WHAT NEEDS TO BE DONE
Tally up the lines where the string "bdbdbd" appears; reply with the number only.

INPUT FOR THIS TASK

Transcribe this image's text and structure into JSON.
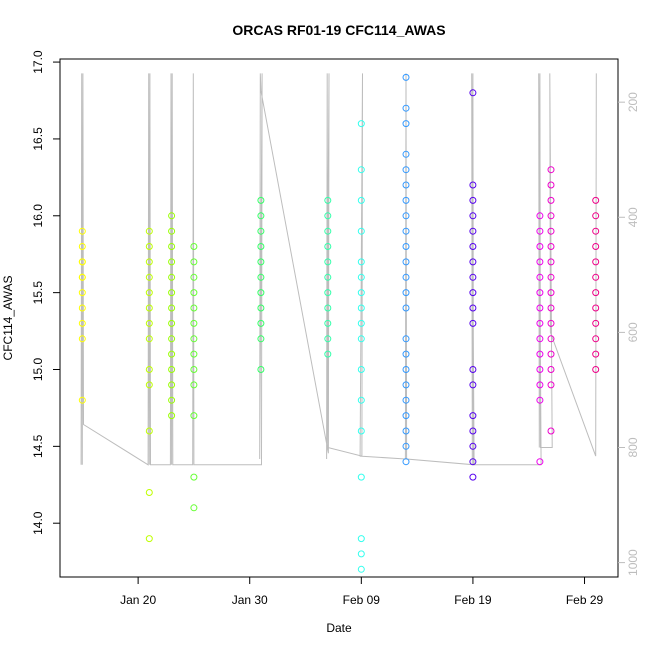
{
  "chart_data": {
    "type": "scatter",
    "title": "ORCAS RF01-19 CFC114_AWAS",
    "xlabel": "Date",
    "ylabel": "CFC114_AWAS",
    "x_ticks": [
      "Jan 20",
      "Jan 30",
      "Feb 09",
      "Feb 19",
      "Feb 29"
    ],
    "y_ticks": [
      "14.0",
      "14.5",
      "15.0",
      "15.5",
      "16.0",
      "16.5",
      "17.0"
    ],
    "y2_ticks": [
      "200",
      "400",
      "600",
      "800",
      "1000"
    ],
    "ylim": [
      13.65,
      17.02
    ],
    "y2lim": [
      1025,
      125
    ],
    "xlim": [
      "2016-01-13",
      "2016-03-03"
    ],
    "grid": false,
    "secondary_color": "#bdbdbd",
    "series": [
      {
        "date": "2016-01-15",
        "color": "#ffff00",
        "values": [
          15.9,
          15.8,
          15.7,
          15.7,
          15.6,
          15.6,
          15.5,
          15.4,
          15.3,
          15.2,
          14.8
        ]
      },
      {
        "date": "2016-01-21",
        "color": "#bfff00",
        "values": [
          15.9,
          15.8,
          15.7,
          15.6,
          15.5,
          15.4,
          15.3,
          15.2,
          15.0,
          14.9,
          14.6,
          14.2,
          13.9
        ]
      },
      {
        "date": "2016-01-23",
        "color": "#99ff00",
        "values": [
          16.0,
          15.9,
          15.8,
          15.7,
          15.6,
          15.5,
          15.4,
          15.3,
          15.2,
          15.1,
          15.0,
          14.9,
          14.8,
          14.7
        ]
      },
      {
        "date": "2016-01-25",
        "color": "#66ff33",
        "values": [
          15.8,
          15.7,
          15.6,
          15.5,
          15.4,
          15.3,
          15.2,
          15.1,
          15.0,
          14.9,
          14.7,
          14.3,
          14.1
        ]
      },
      {
        "date": "2016-01-31",
        "color": "#33ff66",
        "values": [
          16.1,
          16.0,
          15.9,
          15.8,
          15.7,
          15.6,
          15.5,
          15.4,
          15.3,
          15.2,
          15.0
        ]
      },
      {
        "date": "2016-02-06",
        "color": "#33ffaa",
        "values": [
          16.1,
          16.0,
          15.9,
          15.8,
          15.7,
          15.6,
          15.5,
          15.4,
          15.3,
          15.2,
          15.1
        ]
      },
      {
        "date": "2016-02-09",
        "color": "#33ffee",
        "values": [
          16.6,
          16.3,
          16.1,
          15.9,
          15.7,
          15.6,
          15.5,
          15.4,
          15.3,
          15.2,
          15.0,
          14.8,
          14.6,
          14.3,
          13.9,
          13.8,
          13.7
        ]
      },
      {
        "date": "2016-02-13",
        "color": "#3399ff",
        "values": [
          16.9,
          16.7,
          16.6,
          16.4,
          16.3,
          16.2,
          16.1,
          16.0,
          15.9,
          15.8,
          15.7,
          15.6,
          15.5,
          15.4,
          15.2,
          15.1,
          15.0,
          14.9,
          14.8,
          14.7,
          14.6,
          14.5,
          14.4
        ]
      },
      {
        "date": "2016-02-19",
        "color": "#5500ee",
        "values": [
          16.8,
          16.2,
          16.1,
          16.0,
          15.9,
          15.8,
          15.7,
          15.6,
          15.5,
          15.4,
          15.3,
          15.0,
          14.9,
          14.7,
          14.6,
          14.5,
          14.4,
          14.3
        ]
      },
      {
        "date": "2016-02-25",
        "color": "#ee00ee",
        "values": [
          16.0,
          15.9,
          15.8,
          15.7,
          15.6,
          15.5,
          15.4,
          15.3,
          15.2,
          15.1,
          15.0,
          14.9,
          14.8,
          14.4
        ]
      },
      {
        "date": "2016-02-26",
        "color": "#ee00cc",
        "values": [
          16.3,
          16.2,
          16.1,
          16.0,
          15.9,
          15.8,
          15.7,
          15.6,
          15.5,
          15.4,
          15.3,
          15.2,
          15.1,
          15.0,
          14.9,
          14.6
        ]
      },
      {
        "date": "2016-03-01",
        "color": "#ee0088",
        "values": [
          16.1,
          16.0,
          15.9,
          15.8,
          15.7,
          15.6,
          15.5,
          15.4,
          15.3,
          15.2,
          15.1,
          15.0
        ]
      }
    ],
    "altitude_trace": {
      "color": "#bdbdbd",
      "points": [
        [
          "2016-01-15",
          830
        ],
        [
          "2016-01-15",
          150
        ],
        [
          "2016-01-15",
          830
        ],
        [
          "2016-01-15",
          150
        ],
        [
          "2016-01-15",
          760
        ],
        [
          "2016-01-21",
          830
        ],
        [
          "2016-01-21",
          150
        ],
        [
          "2016-01-21",
          830
        ],
        [
          "2016-01-21",
          150
        ],
        [
          "2016-01-21",
          830
        ],
        [
          "2016-01-23",
          830
        ],
        [
          "2016-01-23",
          150
        ],
        [
          "2016-01-23",
          830
        ],
        [
          "2016-01-23",
          150
        ],
        [
          "2016-01-23",
          830
        ],
        [
          "2016-01-25",
          830
        ],
        [
          "2016-01-25",
          150
        ],
        [
          "2016-01-25",
          830
        ],
        [
          "2016-01-31",
          830
        ],
        [
          "2016-01-31",
          150
        ],
        [
          "2016-01-31",
          820
        ],
        [
          "2016-01-31",
          150
        ],
        [
          "2016-01-31",
          180
        ],
        [
          "2016-02-06",
          810
        ],
        [
          "2016-02-06",
          150
        ],
        [
          "2016-02-06",
          820
        ],
        [
          "2016-02-06",
          150
        ],
        [
          "2016-02-06",
          800
        ],
        [
          "2016-02-09",
          815
        ],
        [
          "2016-02-09",
          150
        ],
        [
          "2016-02-09",
          815
        ],
        [
          "2016-02-13",
          820
        ],
        [
          "2016-02-13",
          150
        ],
        [
          "2016-02-13",
          820
        ],
        [
          "2016-02-19",
          830
        ],
        [
          "2016-02-19",
          150
        ],
        [
          "2016-02-19",
          830
        ],
        [
          "2016-02-19",
          150
        ],
        [
          "2016-02-19",
          830
        ],
        [
          "2016-02-25",
          830
        ],
        [
          "2016-02-25",
          150
        ],
        [
          "2016-02-25",
          800
        ],
        [
          "2016-02-25",
          150
        ],
        [
          "2016-02-25",
          800
        ],
        [
          "2016-02-26",
          800
        ],
        [
          "2016-02-26",
          150
        ],
        [
          "2016-02-26",
          600
        ],
        [
          "2016-03-01",
          815
        ],
        [
          "2016-03-01",
          150
        ]
      ]
    }
  }
}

WRITTEN SOLUTION
2